┌────────
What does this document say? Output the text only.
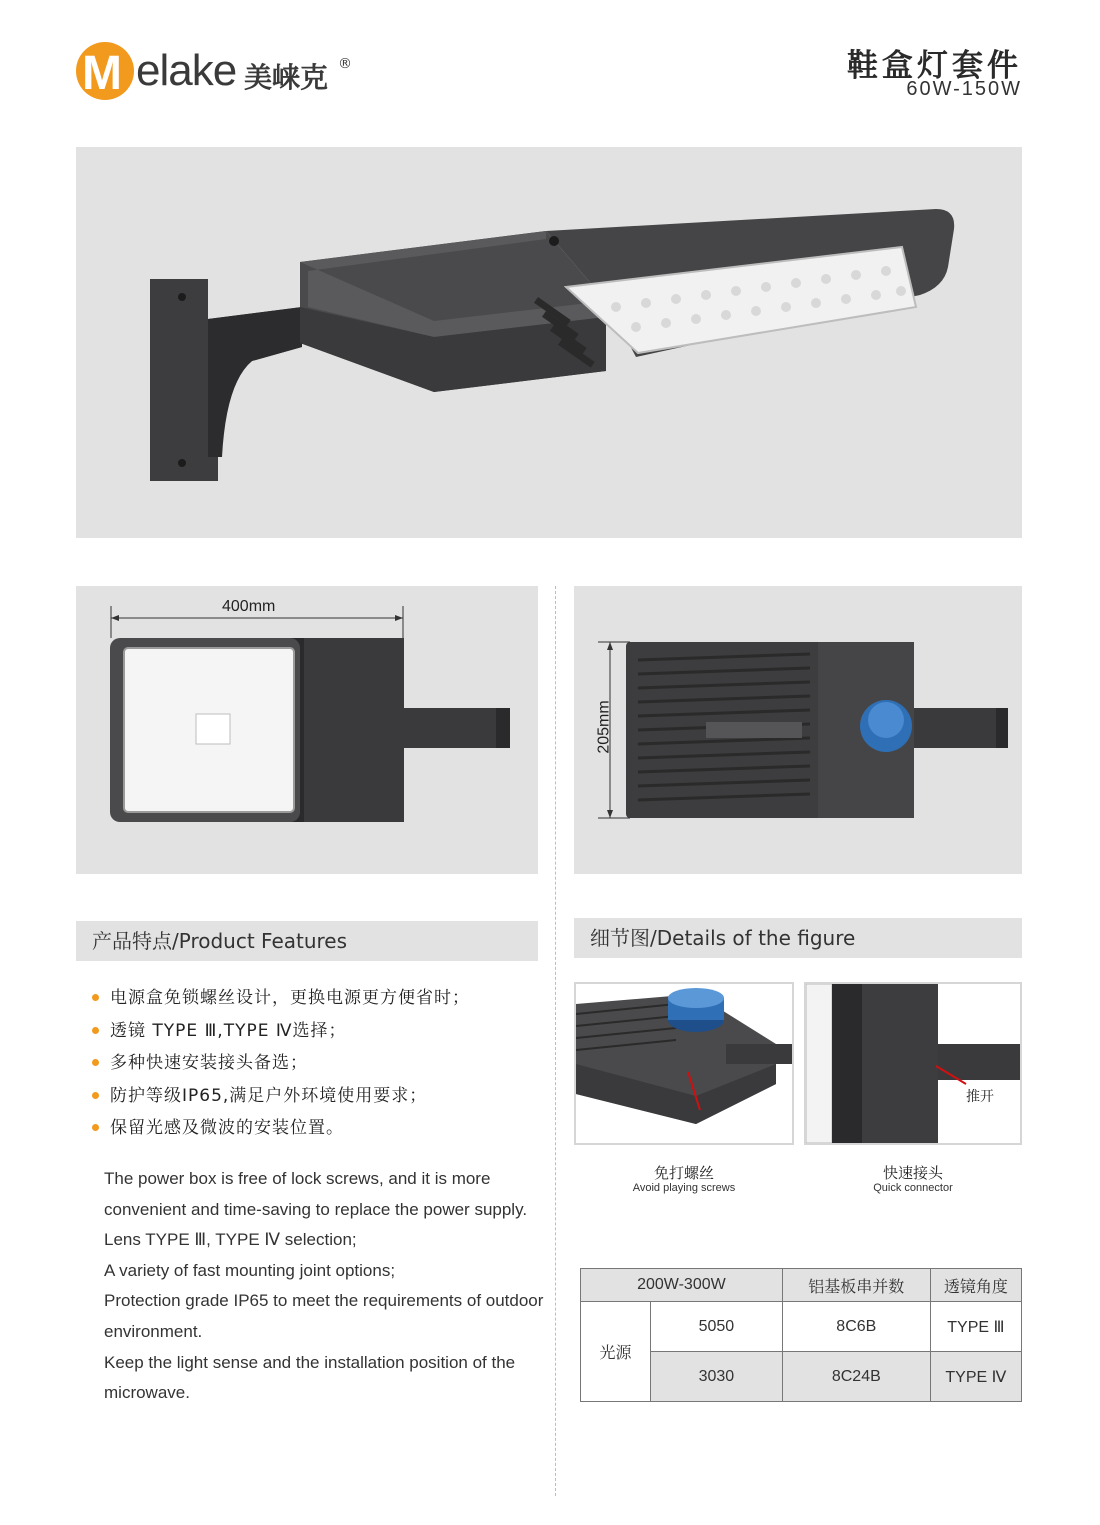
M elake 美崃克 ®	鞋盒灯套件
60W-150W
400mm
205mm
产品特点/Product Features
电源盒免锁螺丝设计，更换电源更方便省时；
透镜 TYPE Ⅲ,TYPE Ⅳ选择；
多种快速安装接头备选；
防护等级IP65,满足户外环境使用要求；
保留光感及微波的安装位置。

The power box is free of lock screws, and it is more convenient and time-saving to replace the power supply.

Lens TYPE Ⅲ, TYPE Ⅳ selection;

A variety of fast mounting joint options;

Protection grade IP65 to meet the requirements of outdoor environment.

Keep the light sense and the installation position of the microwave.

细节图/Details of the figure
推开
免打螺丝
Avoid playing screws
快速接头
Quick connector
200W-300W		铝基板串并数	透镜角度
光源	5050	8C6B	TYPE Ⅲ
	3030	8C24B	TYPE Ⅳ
└────────
DIRECTIONS FOR THIS TASK: Exclude the pictures and repeat every other part of the records word for word.

FINISHED ANSWER:
What does this document say? Output the text only.
M elake 美崃克 ®	鞋盒灯套件
60W-150W
400mm
205mm
产品特点/Product Features
电源盒免锁螺丝设计，更换电源更方便省时；
透镜 TYPE Ⅲ,TYPE Ⅳ选择；
多种快速安装接头备选；
防护等级IP65,满足户外环境使用要求；
保留光感及微波的安装位置。

The power box is free of lock screws, and it is more convenient and time-saving to replace the power supply.

Lens TYPE Ⅲ, TYPE Ⅳ selection;

A variety of fast mounting joint options;

Protection grade IP65 to meet the requirements of outdoor environment.

Keep the light sense and the installation position of the microwave.

细节图/Details of the figure
推开
免打螺丝
Avoid playing screws
快速接头
Quick connector
200W-300W		铝基板串并数	透镜角度
光源	5050	8C6B	TYPE Ⅲ
	3030	8C24B	TYPE Ⅳ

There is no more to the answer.